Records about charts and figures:

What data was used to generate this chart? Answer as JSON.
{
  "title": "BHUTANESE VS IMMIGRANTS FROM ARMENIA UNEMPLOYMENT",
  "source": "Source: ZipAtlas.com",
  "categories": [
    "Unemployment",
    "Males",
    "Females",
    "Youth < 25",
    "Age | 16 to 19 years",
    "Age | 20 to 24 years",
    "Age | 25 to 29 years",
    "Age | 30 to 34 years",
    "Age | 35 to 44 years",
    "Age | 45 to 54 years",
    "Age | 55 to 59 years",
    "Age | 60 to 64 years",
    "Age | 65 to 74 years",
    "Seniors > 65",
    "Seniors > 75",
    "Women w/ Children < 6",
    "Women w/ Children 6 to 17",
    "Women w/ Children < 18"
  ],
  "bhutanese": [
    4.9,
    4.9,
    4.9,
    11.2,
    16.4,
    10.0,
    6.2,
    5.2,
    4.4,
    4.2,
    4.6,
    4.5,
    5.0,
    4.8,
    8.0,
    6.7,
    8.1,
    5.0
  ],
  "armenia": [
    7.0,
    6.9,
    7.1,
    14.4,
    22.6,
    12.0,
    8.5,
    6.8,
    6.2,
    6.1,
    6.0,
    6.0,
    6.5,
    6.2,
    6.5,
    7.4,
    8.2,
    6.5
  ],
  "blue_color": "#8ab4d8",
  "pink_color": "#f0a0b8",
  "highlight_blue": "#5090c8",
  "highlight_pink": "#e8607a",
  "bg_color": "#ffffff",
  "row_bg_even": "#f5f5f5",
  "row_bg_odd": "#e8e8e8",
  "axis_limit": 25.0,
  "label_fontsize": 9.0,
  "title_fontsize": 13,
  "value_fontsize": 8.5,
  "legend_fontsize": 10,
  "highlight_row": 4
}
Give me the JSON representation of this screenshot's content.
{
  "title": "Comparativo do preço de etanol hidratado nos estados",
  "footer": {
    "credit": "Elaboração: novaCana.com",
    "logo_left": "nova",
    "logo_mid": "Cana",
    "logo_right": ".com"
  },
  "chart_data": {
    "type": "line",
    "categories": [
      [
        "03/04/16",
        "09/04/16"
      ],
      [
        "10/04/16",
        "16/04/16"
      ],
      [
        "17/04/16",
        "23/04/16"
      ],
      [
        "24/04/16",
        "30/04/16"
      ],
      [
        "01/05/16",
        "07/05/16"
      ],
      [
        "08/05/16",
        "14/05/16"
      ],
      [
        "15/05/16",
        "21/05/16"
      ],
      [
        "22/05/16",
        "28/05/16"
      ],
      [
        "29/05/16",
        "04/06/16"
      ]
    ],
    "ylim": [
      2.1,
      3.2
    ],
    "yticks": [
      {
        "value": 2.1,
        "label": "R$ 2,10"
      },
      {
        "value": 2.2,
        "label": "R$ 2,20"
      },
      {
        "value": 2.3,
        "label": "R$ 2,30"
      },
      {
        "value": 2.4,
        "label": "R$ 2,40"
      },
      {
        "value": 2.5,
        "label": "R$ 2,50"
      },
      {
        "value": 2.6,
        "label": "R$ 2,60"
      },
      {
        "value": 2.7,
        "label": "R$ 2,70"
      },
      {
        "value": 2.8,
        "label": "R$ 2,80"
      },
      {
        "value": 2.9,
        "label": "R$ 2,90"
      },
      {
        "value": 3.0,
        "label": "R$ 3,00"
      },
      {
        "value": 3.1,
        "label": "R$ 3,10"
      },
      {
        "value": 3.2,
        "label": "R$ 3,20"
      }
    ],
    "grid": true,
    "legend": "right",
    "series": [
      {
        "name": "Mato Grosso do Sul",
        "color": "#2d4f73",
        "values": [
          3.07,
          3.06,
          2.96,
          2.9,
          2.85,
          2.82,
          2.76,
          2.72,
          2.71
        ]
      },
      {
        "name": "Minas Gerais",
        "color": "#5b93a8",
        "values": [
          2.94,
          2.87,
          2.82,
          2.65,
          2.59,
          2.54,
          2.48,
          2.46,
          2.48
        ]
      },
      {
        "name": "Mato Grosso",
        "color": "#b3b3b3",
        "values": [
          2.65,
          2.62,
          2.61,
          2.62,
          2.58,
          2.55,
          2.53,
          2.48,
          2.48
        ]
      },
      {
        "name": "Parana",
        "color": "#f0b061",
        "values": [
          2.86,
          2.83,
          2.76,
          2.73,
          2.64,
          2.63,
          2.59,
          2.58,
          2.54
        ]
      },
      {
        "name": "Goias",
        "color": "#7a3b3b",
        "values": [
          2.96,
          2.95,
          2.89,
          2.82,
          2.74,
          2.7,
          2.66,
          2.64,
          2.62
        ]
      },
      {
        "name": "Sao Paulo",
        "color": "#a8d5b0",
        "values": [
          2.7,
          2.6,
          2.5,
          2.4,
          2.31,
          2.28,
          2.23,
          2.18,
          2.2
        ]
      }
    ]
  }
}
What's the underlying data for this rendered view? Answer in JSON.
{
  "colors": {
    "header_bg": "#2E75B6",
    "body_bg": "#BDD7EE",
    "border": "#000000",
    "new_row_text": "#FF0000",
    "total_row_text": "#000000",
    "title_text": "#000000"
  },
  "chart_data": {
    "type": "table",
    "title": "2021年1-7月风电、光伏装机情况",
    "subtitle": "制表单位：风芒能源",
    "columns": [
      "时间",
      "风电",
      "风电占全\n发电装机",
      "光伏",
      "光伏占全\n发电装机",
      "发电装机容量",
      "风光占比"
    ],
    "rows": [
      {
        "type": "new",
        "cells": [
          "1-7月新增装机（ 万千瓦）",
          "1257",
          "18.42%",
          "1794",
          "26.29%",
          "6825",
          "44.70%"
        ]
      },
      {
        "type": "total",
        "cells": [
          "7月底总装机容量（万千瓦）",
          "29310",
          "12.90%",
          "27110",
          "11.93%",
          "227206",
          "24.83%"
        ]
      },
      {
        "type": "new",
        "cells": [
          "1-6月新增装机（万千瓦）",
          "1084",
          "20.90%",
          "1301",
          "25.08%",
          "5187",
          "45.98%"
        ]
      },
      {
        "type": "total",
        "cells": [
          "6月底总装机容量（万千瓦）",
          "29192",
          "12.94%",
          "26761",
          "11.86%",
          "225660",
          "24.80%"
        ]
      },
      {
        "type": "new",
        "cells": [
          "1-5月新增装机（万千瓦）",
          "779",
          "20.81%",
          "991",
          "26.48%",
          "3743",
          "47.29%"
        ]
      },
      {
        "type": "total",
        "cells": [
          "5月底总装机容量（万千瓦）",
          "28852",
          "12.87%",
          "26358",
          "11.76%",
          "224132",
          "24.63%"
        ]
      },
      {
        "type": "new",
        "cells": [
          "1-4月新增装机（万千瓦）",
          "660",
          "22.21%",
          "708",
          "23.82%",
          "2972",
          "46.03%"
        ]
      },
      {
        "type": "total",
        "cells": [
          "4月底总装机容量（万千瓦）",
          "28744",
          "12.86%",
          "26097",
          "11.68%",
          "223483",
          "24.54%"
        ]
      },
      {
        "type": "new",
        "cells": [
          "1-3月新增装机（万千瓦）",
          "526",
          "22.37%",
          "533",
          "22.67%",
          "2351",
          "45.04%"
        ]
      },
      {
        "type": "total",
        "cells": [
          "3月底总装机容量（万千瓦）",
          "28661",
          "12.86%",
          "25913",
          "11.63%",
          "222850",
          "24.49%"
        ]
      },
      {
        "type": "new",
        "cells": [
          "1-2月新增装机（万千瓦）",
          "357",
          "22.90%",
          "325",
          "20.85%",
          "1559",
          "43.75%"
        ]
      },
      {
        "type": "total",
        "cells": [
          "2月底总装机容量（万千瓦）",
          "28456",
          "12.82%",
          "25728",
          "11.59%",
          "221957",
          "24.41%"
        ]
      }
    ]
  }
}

## DESCRIPTION OF THE TASK:
Quote the whole listing above, leaving nothing out.

## RESPONSE:
What data was used to generate this chart? Answer as JSON.
{
  "title": "BHUTANESE VS IMMIGRANTS FROM ARMENIA UNEMPLOYMENT",
  "source": "Source: ZipAtlas.com",
  "categories": [
    "Unemployment",
    "Males",
    "Females",
    "Youth < 25",
    "Age | 16 to 19 years",
    "Age | 20 to 24 years",
    "Age | 25 to 29 years",
    "Age | 30 to 34 years",
    "Age | 35 to 44 years",
    "Age | 45 to 54 years",
    "Age | 55 to 59 years",
    "Age | 60 to 64 years",
    "Age | 65 to 74 years",
    "Seniors > 65",
    "Seniors > 75",
    "Women w/ Children < 6",
    "Women w/ Children 6 to 17",
    "Women w/ Children < 18"
  ],
  "bhutanese": [
    4.9,
    4.9,
    4.9,
    11.2,
    16.4,
    10.0,
    6.2,
    5.2,
    4.4,
    4.2,
    4.6,
    4.5,
    5.0,
    4.8,
    8.0,
    6.7,
    8.1,
    5.0
  ],
  "armenia": [
    7.0,
    6.9,
    7.1,
    14.4,
    22.6,
    12.0,
    8.5,
    6.8,
    6.2,
    6.1,
    6.0,
    6.0,
    6.5,
    6.2,
    6.5,
    7.4,
    8.2,
    6.5
  ],
  "blue_color": "#8ab4d8",
  "pink_color": "#f0a0b8",
  "highlight_blue": "#5090c8",
  "highlight_pink": "#e8607a",
  "bg_color": "#ffffff",
  "row_bg_even": "#f5f5f5",
  "row_bg_odd": "#e8e8e8",
  "axis_limit": 25.0,
  "label_fontsize": 9.0,
  "title_fontsize": 13,
  "value_fontsize": 8.5,
  "legend_fontsize": 10,
  "highlight_row": 4
}
Give me the JSON representation of this screenshot's content.
{
  "title": "Comparativo do preço de etanol hidratado nos estados",
  "footer": {
    "credit": "Elaboração: novaCana.com",
    "logo_left": "nova",
    "logo_mid": "Cana",
    "logo_right": ".com"
  },
  "chart_data": {
    "type": "line",
    "categories": [
      [
        "03/04/16",
        "09/04/16"
      ],
      [
        "10/04/16",
        "16/04/16"
      ],
      [
        "17/04/16",
        "23/04/16"
      ],
      [
        "24/04/16",
        "30/04/16"
      ],
      [
        "01/05/16",
        "07/05/16"
      ],
      [
        "08/05/16",
        "14/05/16"
      ],
      [
        "15/05/16",
        "21/05/16"
      ],
      [
        "22/05/16",
        "28/05/16"
      ],
      [
        "29/05/16",
        "04/06/16"
      ]
    ],
    "ylim": [
      2.1,
      3.2
    ],
    "yticks": [
      {
        "value": 2.1,
        "label": "R$ 2,10"
      },
      {
        "value": 2.2,
        "label": "R$ 2,20"
      },
      {
        "value": 2.3,
        "label": "R$ 2,30"
      },
      {
        "value": 2.4,
        "label": "R$ 2,40"
      },
      {
        "value": 2.5,
        "label": "R$ 2,50"
      },
      {
        "value": 2.6,
        "label": "R$ 2,60"
      },
      {
        "value": 2.7,
        "label": "R$ 2,70"
      },
      {
        "value": 2.8,
        "label": "R$ 2,80"
      },
      {
        "value": 2.9,
        "label": "R$ 2,90"
      },
      {
        "value": 3.0,
        "label": "R$ 3,00"
      },
      {
        "value": 3.1,
        "label": "R$ 3,10"
      },
      {
        "value": 3.2,
        "label": "R$ 3,20"
      }
    ],
    "grid": true,
    "legend": "right",
    "series": [
      {
        "name": "Mato Grosso do Sul",
        "color": "#2d4f73",
        "values": [
          3.07,
          3.06,
          2.96,
          2.9,
          2.85,
          2.82,
          2.76,
          2.72,
          2.71
        ]
      },
      {
        "name": "Minas Gerais",
        "color": "#5b93a8",
        "values": [
          2.94,
          2.87,
          2.82,
          2.65,
          2.59,
          2.54,
          2.48,
          2.46,
          2.48
        ]
      },
      {
        "name": "Mato Grosso",
        "color": "#b3b3b3",
        "values": [
          2.65,
          2.62,
          2.61,
          2.62,
          2.58,
          2.55,
          2.53,
          2.48,
          2.48
        ]
      },
      {
        "name": "Parana",
        "color": "#f0b061",
        "values": [
          2.86,
          2.83,
          2.76,
          2.73,
          2.64,
          2.63,
          2.59,
          2.58,
          2.54
        ]
      },
      {
        "name": "Goias",
        "color": "#7a3b3b",
        "values": [
          2.96,
          2.95,
          2.89,
          2.82,
          2.74,
          2.7,
          2.66,
          2.64,
          2.62
        ]
      },
      {
        "name": "Sao Paulo",
        "color": "#a8d5b0",
        "values": [
          2.7,
          2.6,
          2.5,
          2.4,
          2.31,
          2.28,
          2.23,
          2.18,
          2.2
        ]
      }
    ]
  }
}
What's the underlying data for this rendered view? Answer in JSON.
{
  "colors": {
    "header_bg": "#2E75B6",
    "body_bg": "#BDD7EE",
    "border": "#000000",
    "new_row_text": "#FF0000",
    "total_row_text": "#000000",
    "title_text": "#000000"
  },
  "chart_data": {
    "type": "table",
    "title": "2021年1-7月风电、光伏装机情况",
    "subtitle": "制表单位：风芒能源",
    "columns": [
      "时间",
      "风电",
      "风电占全\n发电装机",
      "光伏",
      "光伏占全\n发电装机",
      "发电装机容量",
      "风光占比"
    ],
    "rows": [
      {
        "type": "new",
        "cells": [
          "1-7月新增装机（ 万千瓦）",
          "1257",
          "18.42%",
          "1794",
          "26.29%",
          "6825",
          "44.70%"
        ]
      },
      {
        "type": "total",
        "cells": [
          "7月底总装机容量（万千瓦）",
          "29310",
          "12.90%",
          "27110",
          "11.93%",
          "227206",
          "24.83%"
        ]
      },
      {
        "type": "new",
        "cells": [
          "1-6月新增装机（万千瓦）",
          "1084",
          "20.90%",
          "1301",
          "25.08%",
          "5187",
          "45.98%"
        ]
      },
      {
        "type": "total",
        "cells": [
          "6月底总装机容量（万千瓦）",
          "29192",
          "12.94%",
          "26761",
          "11.86%",
          "225660",
          "24.80%"
        ]
      },
      {
        "type": "new",
        "cells": [
          "1-5月新增装机（万千瓦）",
          "779",
          "20.81%",
          "991",
          "26.48%",
          "3743",
          "47.29%"
        ]
      },
      {
        "type": "total",
        "cells": [
          "5月底总装机容量（万千瓦）",
          "28852",
          "12.87%",
          "26358",
          "11.76%",
          "224132",
          "24.63%"
        ]
      },
      {
        "type": "new",
        "cells": [
          "1-4月新增装机（万千瓦）",
          "660",
          "22.21%",
          "708",
          "23.82%",
          "2972",
          "46.03%"
        ]
      },
      {
        "type": "total",
        "cells": [
          "4月底总装机容量（万千瓦）",
          "28744",
          "12.86%",
          "26097",
          "11.68%",
          "223483",
          "24.54%"
        ]
      },
      {
        "type": "new",
        "cells": [
          "1-3月新增装机（万千瓦）",
          "526",
          "22.37%",
          "533",
          "22.67%",
          "2351",
          "45.04%"
        ]
      },
      {
        "type": "total",
        "cells": [
          "3月底总装机容量（万千瓦）",
          "28661",
          "12.86%",
          "25913",
          "11.63%",
          "222850",
          "24.49%"
        ]
      },
      {
        "type": "new",
        "cells": [
          "1-2月新增装机（万千瓦）",
          "357",
          "22.90%",
          "325",
          "20.85%",
          "1559",
          "43.75%"
        ]
      },
      {
        "type": "total",
        "cells": [
          "2月底总装机容量（万千瓦）",
          "28456",
          "12.82%",
          "25728",
          "11.59%",
          "221957",
          "24.41%"
        ]
      }
    ]
  }
}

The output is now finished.